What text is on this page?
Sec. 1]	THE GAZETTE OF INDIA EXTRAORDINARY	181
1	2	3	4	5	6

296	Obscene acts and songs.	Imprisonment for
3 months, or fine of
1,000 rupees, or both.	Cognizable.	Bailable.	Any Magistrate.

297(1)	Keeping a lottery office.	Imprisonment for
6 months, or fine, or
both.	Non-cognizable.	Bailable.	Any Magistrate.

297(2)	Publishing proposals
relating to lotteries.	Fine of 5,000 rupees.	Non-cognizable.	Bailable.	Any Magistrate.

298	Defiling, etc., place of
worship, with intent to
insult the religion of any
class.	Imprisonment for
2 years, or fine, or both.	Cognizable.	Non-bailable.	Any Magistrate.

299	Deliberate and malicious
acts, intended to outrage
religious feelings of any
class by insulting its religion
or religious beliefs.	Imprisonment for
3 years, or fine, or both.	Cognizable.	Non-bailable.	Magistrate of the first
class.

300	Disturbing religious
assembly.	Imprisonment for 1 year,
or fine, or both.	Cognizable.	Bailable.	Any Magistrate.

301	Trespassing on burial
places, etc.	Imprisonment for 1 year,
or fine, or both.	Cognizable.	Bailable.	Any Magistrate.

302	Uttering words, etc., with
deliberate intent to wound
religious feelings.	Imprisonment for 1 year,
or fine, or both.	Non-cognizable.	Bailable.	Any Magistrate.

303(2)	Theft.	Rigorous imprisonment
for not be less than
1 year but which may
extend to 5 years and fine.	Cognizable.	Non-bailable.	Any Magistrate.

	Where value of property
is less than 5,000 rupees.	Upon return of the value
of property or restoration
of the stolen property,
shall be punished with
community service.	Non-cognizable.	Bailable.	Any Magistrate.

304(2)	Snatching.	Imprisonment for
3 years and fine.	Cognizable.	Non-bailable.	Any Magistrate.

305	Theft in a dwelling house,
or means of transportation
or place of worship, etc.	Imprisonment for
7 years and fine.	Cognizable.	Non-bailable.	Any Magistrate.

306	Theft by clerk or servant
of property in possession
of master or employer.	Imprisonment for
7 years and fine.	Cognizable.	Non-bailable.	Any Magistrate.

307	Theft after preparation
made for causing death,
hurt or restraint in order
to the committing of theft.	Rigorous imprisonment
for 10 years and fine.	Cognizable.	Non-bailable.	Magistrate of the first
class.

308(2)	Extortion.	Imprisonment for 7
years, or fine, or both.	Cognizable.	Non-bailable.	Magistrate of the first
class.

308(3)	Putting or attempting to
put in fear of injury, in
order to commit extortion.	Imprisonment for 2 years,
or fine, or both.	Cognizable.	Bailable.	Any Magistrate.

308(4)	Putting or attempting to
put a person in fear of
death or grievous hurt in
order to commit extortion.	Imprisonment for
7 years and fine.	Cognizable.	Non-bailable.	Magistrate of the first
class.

++++++++

Copy down the material exactly as written.

— Answer to this exercise —
What text is on this page?
Sec. 1]	THE GAZETTE OF INDIA EXTRAORDINARY	181
1	2	3	4	5	6

296	Obscene acts and songs.	Imprisonment for
3 months, or fine of
1,000 rupees, or both.	Cognizable.	Bailable.	Any Magistrate.

297(1)	Keeping a lottery office.	Imprisonment for
6 months, or fine, or
both.	Non-cognizable.	Bailable.	Any Magistrate.

297(2)	Publishing proposals
relating to lotteries.	Fine of 5,000 rupees.	Non-cognizable.	Bailable.	Any Magistrate.

298	Defiling, etc., place of
worship, with intent to
insult the religion of any
class.	Imprisonment for
2 years, or fine, or both.	Cognizable.	Non-bailable.	Any Magistrate.

299	Deliberate and malicious
acts, intended to outrage
religious feelings of any
class by insulting its religion
or religious beliefs.	Imprisonment for
3 years, or fine, or both.	Cognizable.	Non-bailable.	Magistrate of the first
class.

300	Disturbing religious
assembly.	Imprisonment for 1 year,
or fine, or both.	Cognizable.	Bailable.	Any Magistrate.

301	Trespassing on burial
places, etc.	Imprisonment for 1 year,
or fine, or both.	Cognizable.	Bailable.	Any Magistrate.

302	Uttering words, etc., with
deliberate intent to wound
religious feelings.	Imprisonment for 1 year,
or fine, or both.	Non-cognizable.	Bailable.	Any Magistrate.

303(2)	Theft.	Rigorous imprisonment
for not be less than
1 year but which may
extend to 5 years and fine.	Cognizable.	Non-bailable.	Any Magistrate.

	Where value of property
is less than 5,000 rupees.	Upon return of the value
of property or restoration
of the stolen property,
shall be punished with
community service.	Non-cognizable.	Bailable.	Any Magistrate.

304(2)	Snatching.	Imprisonment for
3 years and fine.	Cognizable.	Non-bailable.	Any Magistrate.

305	Theft in a dwelling house,
or means of transportation
or place of worship, etc.	Imprisonment for
7 years and fine.	Cognizable.	Non-bailable.	Any Magistrate.

306	Theft by clerk or servant
of property in possession
of master or employer.	Imprisonment for
7 years and fine.	Cognizable.	Non-bailable.	Any Magistrate.

307	Theft after preparation
made for causing death,
hurt or restraint in order
to the committing of theft.	Rigorous imprisonment
for 10 years and fine.	Cognizable.	Non-bailable.	Magistrate of the first
class.

308(2)	Extortion.	Imprisonment for 7
years, or fine, or both.	Cognizable.	Non-bailable.	Magistrate of the first
class.

308(3)	Putting or attempting to
put in fear of injury, in
order to commit extortion.	Imprisonment for 2 years,
or fine, or both.	Cognizable.	Bailable.	Any Magistrate.

308(4)	Putting or attempting to
put a person in fear of
death or grievous hurt in
order to commit extortion.	Imprisonment for
7 years and fine.	Cognizable.	Non-bailable.	Magistrate of the first
class.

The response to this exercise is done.